Input rows >>

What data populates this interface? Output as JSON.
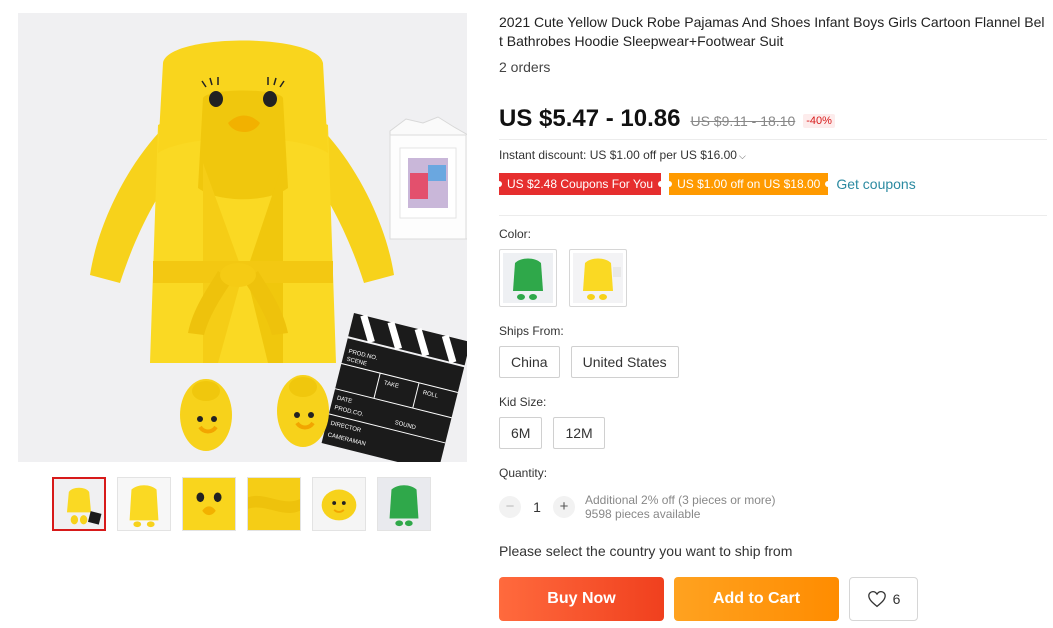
{
  "product": {
    "title": "2021 Cute Yellow Duck Robe Pajamas And Shoes Infant Boys Girls Cartoon Flannel Belt Bathrobes Hoodie Sleepwear+Footwear Suit",
    "orders": "2 orders",
    "price": "US $5.47 - 10.86",
    "original_price": "US $9.11 - 18.10",
    "discount": "-40%",
    "instant_discount": "Instant discount: US $1.00 off per US $16.00",
    "coupons": [
      "US $2.48 Coupons For You",
      "US $1.00 off on US $18.00"
    ],
    "get_coupons": "Get coupons"
  },
  "gallery": {
    "main_image": "yellow-duck-robe-photo",
    "clapper_lines": [
      "PROD.NO.",
      "SCENE",
      "TAKE",
      "ROLL",
      "DATE",
      "PROD.CO.",
      "SOUND",
      "DIRECTOR",
      "CAMERAMAN"
    ],
    "thumbnails": [
      "robe-with-slippers",
      "robe-front",
      "duck-hood-closeup",
      "robe-fabric-closeup",
      "duck-slippers",
      "green-robe"
    ],
    "active_index": 0
  },
  "options": {
    "color_label": "Color:",
    "colors": [
      "green",
      "yellow"
    ],
    "ships_from_label": "Ships From:",
    "ships_from": [
      "China",
      "United States"
    ],
    "size_label": "Kid Size:",
    "sizes": [
      "6M",
      "12M"
    ],
    "quantity_label": "Quantity:",
    "quantity": "1",
    "qty_minus": "−",
    "qty_plus": "+",
    "additional_discount": "Additional 2% off (3 pieces or more)",
    "available": "9598 pieces available"
  },
  "shipping_note": "Please select the country you want to ship from",
  "actions": {
    "buy_now": "Buy Now",
    "add_to_cart": "Add to Cart",
    "wishlist_count": "6"
  },
  "colors": {
    "price_red": "#d71a1a",
    "coupon_red": "#e62e2e",
    "coupon_orange": "#ff9a00",
    "link_teal": "#2b8aa1",
    "buy_now": "#f0401e",
    "add_to_cart": "#ff8c00"
  }
}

Stated problem >> Every record is to be reproduced exactly, with no pictures included.

Reply >>
What data populates this interface? Output as JSON.
{
  "product": {
    "title": "2021 Cute Yellow Duck Robe Pajamas And Shoes Infant Boys Girls Cartoon Flannel Belt Bathrobes Hoodie Sleepwear+Footwear Suit",
    "orders": "2 orders",
    "price": "US $5.47 - 10.86",
    "original_price": "US $9.11 - 18.10",
    "discount": "-40%",
    "instant_discount": "Instant discount: US $1.00 off per US $16.00",
    "coupons": [
      "US $2.48 Coupons For You",
      "US $1.00 off on US $18.00"
    ],
    "get_coupons": "Get coupons"
  },
  "gallery": {
    "main_image": "yellow-duck-robe-photo",
    "clapper_lines": [
      "PROD.NO.",
      "SCENE",
      "TAKE",
      "ROLL",
      "DATE",
      "PROD.CO.",
      "SOUND",
      "DIRECTOR",
      "CAMERAMAN"
    ],
    "thumbnails": [
      "robe-with-slippers",
      "robe-front",
      "duck-hood-closeup",
      "robe-fabric-closeup",
      "duck-slippers",
      "green-robe"
    ],
    "active_index": 0
  },
  "options": {
    "color_label": "Color:",
    "colors": [
      "green",
      "yellow"
    ],
    "ships_from_label": "Ships From:",
    "ships_from": [
      "China",
      "United States"
    ],
    "size_label": "Kid Size:",
    "sizes": [
      "6M",
      "12M"
    ],
    "quantity_label": "Quantity:",
    "quantity": "1",
    "qty_minus": "−",
    "qty_plus": "+",
    "additional_discount": "Additional 2% off (3 pieces or more)",
    "available": "9598 pieces available"
  },
  "shipping_note": "Please select the country you want to ship from",
  "actions": {
    "buy_now": "Buy Now",
    "add_to_cart": "Add to Cart",
    "wishlist_count": "6"
  },
  "colors": {
    "price_red": "#d71a1a",
    "coupon_red": "#e62e2e",
    "coupon_orange": "#ff9a00",
    "link_teal": "#2b8aa1",
    "buy_now": "#f0401e",
    "add_to_cart": "#ff8c00"
  }
}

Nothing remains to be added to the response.